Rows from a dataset
============

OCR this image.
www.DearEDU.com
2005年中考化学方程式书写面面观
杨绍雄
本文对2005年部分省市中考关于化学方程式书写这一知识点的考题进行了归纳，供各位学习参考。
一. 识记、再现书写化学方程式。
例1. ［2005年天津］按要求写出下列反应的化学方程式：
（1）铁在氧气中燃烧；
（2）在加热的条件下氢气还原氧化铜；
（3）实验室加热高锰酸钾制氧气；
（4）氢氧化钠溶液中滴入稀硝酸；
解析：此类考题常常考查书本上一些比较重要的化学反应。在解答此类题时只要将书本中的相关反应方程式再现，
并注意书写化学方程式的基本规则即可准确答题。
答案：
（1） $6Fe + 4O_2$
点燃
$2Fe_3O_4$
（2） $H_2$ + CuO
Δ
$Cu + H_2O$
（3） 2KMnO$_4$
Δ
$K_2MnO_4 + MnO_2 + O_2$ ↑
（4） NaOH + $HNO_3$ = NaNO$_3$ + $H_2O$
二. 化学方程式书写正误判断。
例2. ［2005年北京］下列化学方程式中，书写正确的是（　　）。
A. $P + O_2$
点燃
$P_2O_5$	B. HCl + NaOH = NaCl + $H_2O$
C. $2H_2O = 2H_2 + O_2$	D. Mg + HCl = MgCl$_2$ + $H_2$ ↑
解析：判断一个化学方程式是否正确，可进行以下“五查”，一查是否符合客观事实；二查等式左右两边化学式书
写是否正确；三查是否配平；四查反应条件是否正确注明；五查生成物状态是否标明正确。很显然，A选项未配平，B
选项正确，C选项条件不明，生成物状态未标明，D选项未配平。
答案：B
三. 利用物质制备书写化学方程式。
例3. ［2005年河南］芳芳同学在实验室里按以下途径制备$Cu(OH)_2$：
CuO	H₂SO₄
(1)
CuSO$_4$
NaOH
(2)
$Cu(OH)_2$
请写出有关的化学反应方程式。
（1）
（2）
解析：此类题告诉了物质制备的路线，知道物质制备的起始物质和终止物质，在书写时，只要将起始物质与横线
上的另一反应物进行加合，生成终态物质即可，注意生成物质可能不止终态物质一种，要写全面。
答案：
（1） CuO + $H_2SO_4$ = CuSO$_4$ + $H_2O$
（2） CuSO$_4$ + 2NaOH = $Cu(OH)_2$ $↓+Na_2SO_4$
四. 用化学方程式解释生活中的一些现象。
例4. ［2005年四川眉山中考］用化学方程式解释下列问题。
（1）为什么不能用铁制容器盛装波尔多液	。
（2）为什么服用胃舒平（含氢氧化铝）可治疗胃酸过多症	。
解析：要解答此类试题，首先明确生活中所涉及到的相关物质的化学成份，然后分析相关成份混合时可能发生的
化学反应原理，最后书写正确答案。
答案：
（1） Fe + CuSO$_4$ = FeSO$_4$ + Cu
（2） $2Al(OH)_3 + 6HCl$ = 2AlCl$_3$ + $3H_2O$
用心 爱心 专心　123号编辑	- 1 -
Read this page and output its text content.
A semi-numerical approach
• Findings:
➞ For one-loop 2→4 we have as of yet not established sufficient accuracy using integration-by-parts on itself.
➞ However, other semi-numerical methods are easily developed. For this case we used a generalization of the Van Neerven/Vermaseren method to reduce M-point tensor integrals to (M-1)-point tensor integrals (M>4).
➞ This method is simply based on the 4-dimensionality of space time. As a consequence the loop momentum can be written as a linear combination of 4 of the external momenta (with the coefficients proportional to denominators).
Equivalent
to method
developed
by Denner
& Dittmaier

============

**Brief**
Reproduce the lines of the entries above exactly, but only from the line containing "Read this page and output its text content." through the final line.

**Answer for the task**
Read this page and output its text content.
A semi-numerical approach
• Findings:
➞ For one-loop 2→4 we have as of yet not established sufficient accuracy using integration-by-parts on itself.
➞ However, other semi-numerical methods are easily developed. For this case we used a generalization of the Van Neerven/Vermaseren method to reduce M-point tensor integrals to (M-1)-point tensor integrals (M>4).
➞ This method is simply based on the 4-dimensionality of space time. As a consequence the loop momentum can be written as a linear combination of 4 of the external momenta (with the coefficients proportional to denominators).
Equivalent
to method
developed
by Denner
& Dittmaier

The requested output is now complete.